[Records from a data source]
>>>
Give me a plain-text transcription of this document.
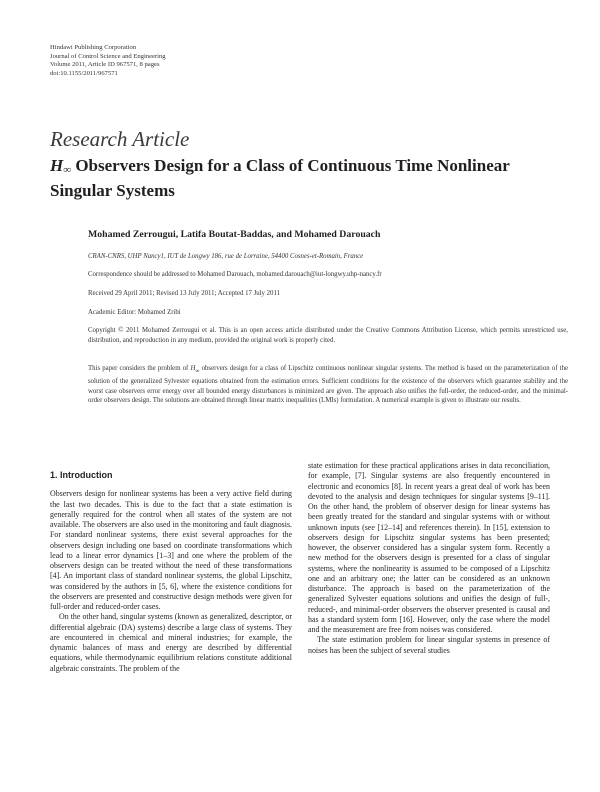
Hindawi Publishing Corporation
Journal of Control Science and Engineering
Volume 2011, Article ID 967571, 8 pages
doi:10.1155/2011/967571
Research Article
$H_\infty$ Observers Design for a Class of Continuous Time Nonlinear Singular Systems
Mohamed Zerrougui, Latifa Boutat-Baddas, and Mohamed Darouach
CRAN-CNRS, UHP Nancy1, IUT de Longwy 186, rue de Lorraine, 54400 Cosnes-et-Romain, France
Correspondence should be addressed to Mohamed Darouach, mohamed.darouach@iut-longwy.uhp-nancy.fr
Received 29 April 2011; Revised 13 July 2011; Accepted 17 July 2011
Academic Editor: Mohamed Zribi
Copyright © 2011 Mohamed Zerrougui et al. This is an open access article distributed under the Creative Commons Attribution License, which permits unrestricted use, distribution, and reproduction in any medium, provided the original work is properly cited.
This paper considers the problem of $H_\infty$ observers design for a class of Lipschitz continuous nonlinear singular systems. The method is based on the parameterization of the solution of the generalized Sylvester equations obtained from the estimation errors. Sufficient conditions for the existence of the observers which guarantee stability and the worst case observers error energy over all bounded energy disturbances is minimized are given. The approach also unifies the full-order, the reduced-order, and the minimal-order observers design. The solutions are obtained through linear matrix inequalities (LMIs) formulation. A numerical example is given to illustrate our results.
1. Introduction

Observers design for nonlinear systems has been a very active field during the last two decades. This is due to the fact that a state estimation is generally required for the control when all states of the system are not available. The observers are also used in the monitoring and fault diagnosis. For standard nonlinear systems, there exist several approaches for the observers design including one based on coordinate transformations which lead to a linear error dynamics [1–3] and one where the problem of the observers design can be treated without the need of these transformations [4]. An important class of standard nonlinear systems, the global Lipschitz, was considered by the authors in [5, 6], where the existence conditions for the observers are presented and constructive design methods were given for full-order and reduced-order cases.

On the other hand, singular systems (known as generalized, descriptor, or differential algebraic (DA) systems) describe a large class of systems. They are encountered in chemical and mineral industries; for example, the dynamic balances of mass and energy are described by differential equations, while thermodynamic equilibrium relations constitute additional algebraic constraints. The problem of the

state estimation for these practical applications arises in data reconciliation, for example, [7]. Singular systems are also frequently encountered in electronic and economics [8]. In recent years a great deal of work has been devoted to the analysis and design techniques for singular systems [9–11]. On the other hand, the problem of observer design for linear systems has been greatly treated for the standard and singular systems with or without unknown inputs (see [12–14] and references therein). In [15], extension to observers design for Lipschitz singular systems has been presented; however, the observer considered has a singular system form. Recently a new method for the observers design is presented for a class of singular systems, where the nonlinearity is assumed to be composed of a Lipschitz one and an arbitrary one; the latter can be considered as an unknown disturbance. The approach is based on the parameterization of the generalized Sylvester equations solutions and unifies the design of full-, reduced-, and minimal-order observers the observer presented is causal and has a standard system form [16]. However, only the case where the model and the measurement are free from noises was considered.

The state estimation problem for linear singular systems in presence of noises has been the subject of several studies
<<<
* _WRITTEN EXERCISE_:
Lines that include the word "Zerrougui" — how many are there in the data? Answer with the number alone.

* _EXERCISE RESULT_:
2